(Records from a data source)

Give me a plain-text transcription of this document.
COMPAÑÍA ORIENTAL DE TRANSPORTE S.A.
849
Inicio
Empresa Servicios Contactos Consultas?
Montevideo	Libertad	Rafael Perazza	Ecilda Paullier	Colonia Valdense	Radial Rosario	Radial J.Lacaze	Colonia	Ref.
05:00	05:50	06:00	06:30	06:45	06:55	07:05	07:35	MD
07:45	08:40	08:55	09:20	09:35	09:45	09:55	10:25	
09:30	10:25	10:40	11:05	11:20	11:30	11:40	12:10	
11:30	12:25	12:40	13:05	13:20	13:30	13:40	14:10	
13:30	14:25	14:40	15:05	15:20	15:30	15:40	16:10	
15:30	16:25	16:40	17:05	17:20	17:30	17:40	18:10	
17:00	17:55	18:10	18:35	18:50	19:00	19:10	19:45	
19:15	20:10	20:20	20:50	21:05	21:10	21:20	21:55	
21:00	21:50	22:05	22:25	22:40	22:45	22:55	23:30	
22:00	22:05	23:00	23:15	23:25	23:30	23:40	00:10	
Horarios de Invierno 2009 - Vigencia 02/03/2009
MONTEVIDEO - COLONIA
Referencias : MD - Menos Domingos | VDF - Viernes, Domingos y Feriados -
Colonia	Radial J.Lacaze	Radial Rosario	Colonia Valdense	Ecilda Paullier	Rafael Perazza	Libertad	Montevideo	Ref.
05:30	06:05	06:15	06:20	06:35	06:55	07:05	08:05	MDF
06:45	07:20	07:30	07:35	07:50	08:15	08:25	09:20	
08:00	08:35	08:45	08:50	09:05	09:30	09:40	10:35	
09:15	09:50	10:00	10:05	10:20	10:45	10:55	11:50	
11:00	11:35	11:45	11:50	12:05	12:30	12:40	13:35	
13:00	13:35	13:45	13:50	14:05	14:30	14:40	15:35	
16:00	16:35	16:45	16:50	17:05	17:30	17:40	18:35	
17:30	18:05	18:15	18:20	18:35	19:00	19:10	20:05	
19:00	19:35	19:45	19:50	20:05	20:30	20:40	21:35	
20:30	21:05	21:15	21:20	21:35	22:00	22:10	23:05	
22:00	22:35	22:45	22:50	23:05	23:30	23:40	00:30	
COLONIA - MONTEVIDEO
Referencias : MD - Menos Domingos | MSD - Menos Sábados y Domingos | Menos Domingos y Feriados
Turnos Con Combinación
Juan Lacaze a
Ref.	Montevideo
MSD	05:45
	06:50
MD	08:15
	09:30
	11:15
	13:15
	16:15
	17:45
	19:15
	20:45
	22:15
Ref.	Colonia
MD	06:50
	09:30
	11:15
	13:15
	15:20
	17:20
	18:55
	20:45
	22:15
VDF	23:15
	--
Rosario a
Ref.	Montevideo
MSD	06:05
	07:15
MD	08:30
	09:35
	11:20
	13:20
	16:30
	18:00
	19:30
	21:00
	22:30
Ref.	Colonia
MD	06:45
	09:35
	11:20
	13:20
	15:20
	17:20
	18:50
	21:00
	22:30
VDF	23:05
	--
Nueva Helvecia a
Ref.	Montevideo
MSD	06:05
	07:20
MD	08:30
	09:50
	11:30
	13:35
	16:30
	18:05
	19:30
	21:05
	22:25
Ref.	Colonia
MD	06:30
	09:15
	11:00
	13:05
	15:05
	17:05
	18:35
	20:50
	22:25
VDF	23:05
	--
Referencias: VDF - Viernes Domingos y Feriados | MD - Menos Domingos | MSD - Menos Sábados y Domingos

* * *

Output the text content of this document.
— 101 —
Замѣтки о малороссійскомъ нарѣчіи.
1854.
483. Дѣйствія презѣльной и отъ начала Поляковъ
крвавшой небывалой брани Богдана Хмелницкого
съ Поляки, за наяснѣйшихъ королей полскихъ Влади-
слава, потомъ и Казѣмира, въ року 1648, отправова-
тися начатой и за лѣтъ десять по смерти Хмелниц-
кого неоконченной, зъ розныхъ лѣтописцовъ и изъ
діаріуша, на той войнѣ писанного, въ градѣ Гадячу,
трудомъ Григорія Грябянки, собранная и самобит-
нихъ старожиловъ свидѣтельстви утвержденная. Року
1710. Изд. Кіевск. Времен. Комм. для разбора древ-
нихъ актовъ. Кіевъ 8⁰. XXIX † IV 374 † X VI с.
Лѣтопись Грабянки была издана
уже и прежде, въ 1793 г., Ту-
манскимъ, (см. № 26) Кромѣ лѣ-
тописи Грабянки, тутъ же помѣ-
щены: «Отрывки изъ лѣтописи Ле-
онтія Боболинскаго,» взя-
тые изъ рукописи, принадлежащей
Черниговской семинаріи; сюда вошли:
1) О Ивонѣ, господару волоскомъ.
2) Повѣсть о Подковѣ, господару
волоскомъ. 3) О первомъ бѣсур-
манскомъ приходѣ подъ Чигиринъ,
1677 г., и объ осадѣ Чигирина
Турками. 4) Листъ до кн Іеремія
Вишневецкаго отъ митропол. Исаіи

Work to be completed: Pick out the lines containing the word "Libertad" and show them.

Solved exercise:
Montevideo	Libertad	Rafael Perazza	Ecilda Paullier	Colonia Valdense	Radial Rosario	Radial J.Lacaze	Colonia	Ref.
Colonia	Radial J.Lacaze	Radial Rosario	Colonia Valdense	Ecilda Paullier	Rafael Perazza	Libertad	Montevideo	Ref.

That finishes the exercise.